▸ **PROBLEM DESCRIPTION**
Please rewrite each line of the items below as one string in a JSON list, and leave out any blank lines.

---

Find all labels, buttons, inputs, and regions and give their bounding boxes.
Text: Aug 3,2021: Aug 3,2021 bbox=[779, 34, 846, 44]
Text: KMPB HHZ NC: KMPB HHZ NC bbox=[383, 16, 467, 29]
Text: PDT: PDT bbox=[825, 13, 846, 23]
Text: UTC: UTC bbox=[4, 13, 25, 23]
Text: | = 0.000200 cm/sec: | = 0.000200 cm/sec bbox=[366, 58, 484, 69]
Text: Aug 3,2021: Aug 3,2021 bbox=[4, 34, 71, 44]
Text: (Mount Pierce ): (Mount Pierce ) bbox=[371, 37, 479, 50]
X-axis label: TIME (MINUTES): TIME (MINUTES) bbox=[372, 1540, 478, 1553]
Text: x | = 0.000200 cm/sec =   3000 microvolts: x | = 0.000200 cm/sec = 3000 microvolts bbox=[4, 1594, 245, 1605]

---

▸ **TASK ANSWER**
[
  "Find all labels, buttons, inputs, and regions and give their bounding boxes.",
  "Text: Aug 3,2021: Aug 3,2021 bbox=[779, 34, 846, 44]",
  "Text: KMPB HHZ NC: KMPB HHZ NC bbox=[383, 16, 467, 29]",
  "Text: PDT: PDT bbox=[825, 13, 846, 23]",
  "Text: UTC: UTC bbox=[4, 13, 25, 23]",
  "Text: | = 0.000200 cm/sec: | = 0.000200 cm/sec bbox=[366, 58, 484, 69]",
  "Text: Aug 3,2021: Aug 3,2021 bbox=[4, 34, 71, 44]",
  "Text: (Mount Pierce ): (Mount Pierce ) bbox=[371, 37, 479, 50]",
  "X-axis label: TIME (MINUTES): TIME (MINUTES) bbox=[372, 1540, 478, 1553]",
  "Text: x | = 0.000200 cm/sec =   3000 microvolts: x | = 0.000200 cm/sec = 3000 microvolts bbox=[4, 1594, 245, 1605]"
]